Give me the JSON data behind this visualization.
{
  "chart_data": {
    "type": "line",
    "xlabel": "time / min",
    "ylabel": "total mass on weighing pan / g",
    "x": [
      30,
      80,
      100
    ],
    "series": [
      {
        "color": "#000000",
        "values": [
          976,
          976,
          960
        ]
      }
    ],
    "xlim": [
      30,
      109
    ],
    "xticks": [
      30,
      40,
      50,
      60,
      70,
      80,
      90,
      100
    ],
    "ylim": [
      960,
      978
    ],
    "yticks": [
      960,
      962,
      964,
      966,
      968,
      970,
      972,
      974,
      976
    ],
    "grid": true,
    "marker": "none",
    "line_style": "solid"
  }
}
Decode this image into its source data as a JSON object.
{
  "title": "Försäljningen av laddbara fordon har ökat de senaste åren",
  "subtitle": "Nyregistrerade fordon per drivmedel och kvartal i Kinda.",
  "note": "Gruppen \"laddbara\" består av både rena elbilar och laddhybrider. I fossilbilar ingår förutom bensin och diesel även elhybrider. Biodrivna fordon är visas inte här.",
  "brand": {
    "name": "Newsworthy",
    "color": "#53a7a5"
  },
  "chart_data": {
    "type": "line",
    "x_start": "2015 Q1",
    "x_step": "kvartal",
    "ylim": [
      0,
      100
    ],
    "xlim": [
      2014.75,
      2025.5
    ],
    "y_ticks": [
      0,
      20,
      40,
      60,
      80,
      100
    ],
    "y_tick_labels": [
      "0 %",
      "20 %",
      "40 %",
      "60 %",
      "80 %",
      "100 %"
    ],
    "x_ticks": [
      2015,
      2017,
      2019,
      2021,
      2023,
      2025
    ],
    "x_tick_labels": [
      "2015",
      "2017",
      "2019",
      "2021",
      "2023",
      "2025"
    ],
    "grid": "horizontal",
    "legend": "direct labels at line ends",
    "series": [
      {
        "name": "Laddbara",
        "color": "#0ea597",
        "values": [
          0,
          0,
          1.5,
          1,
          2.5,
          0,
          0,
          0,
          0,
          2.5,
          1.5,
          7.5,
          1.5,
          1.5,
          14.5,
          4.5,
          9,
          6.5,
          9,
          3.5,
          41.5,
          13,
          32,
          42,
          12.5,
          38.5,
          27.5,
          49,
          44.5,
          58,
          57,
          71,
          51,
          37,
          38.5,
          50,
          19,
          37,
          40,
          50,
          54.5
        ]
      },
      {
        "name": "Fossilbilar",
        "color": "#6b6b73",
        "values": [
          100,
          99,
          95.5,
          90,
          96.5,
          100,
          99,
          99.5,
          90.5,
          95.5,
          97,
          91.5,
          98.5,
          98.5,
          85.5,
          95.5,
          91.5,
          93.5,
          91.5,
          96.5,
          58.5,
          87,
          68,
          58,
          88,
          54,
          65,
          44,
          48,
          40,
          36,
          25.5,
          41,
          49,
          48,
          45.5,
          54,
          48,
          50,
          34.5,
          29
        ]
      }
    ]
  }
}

________________________

*Objective*: Look through the entries and return every line where "this" appears.

*Written solution*:
Give me the JSON data behind this visualization.
Decode this image into its source data as a JSON object.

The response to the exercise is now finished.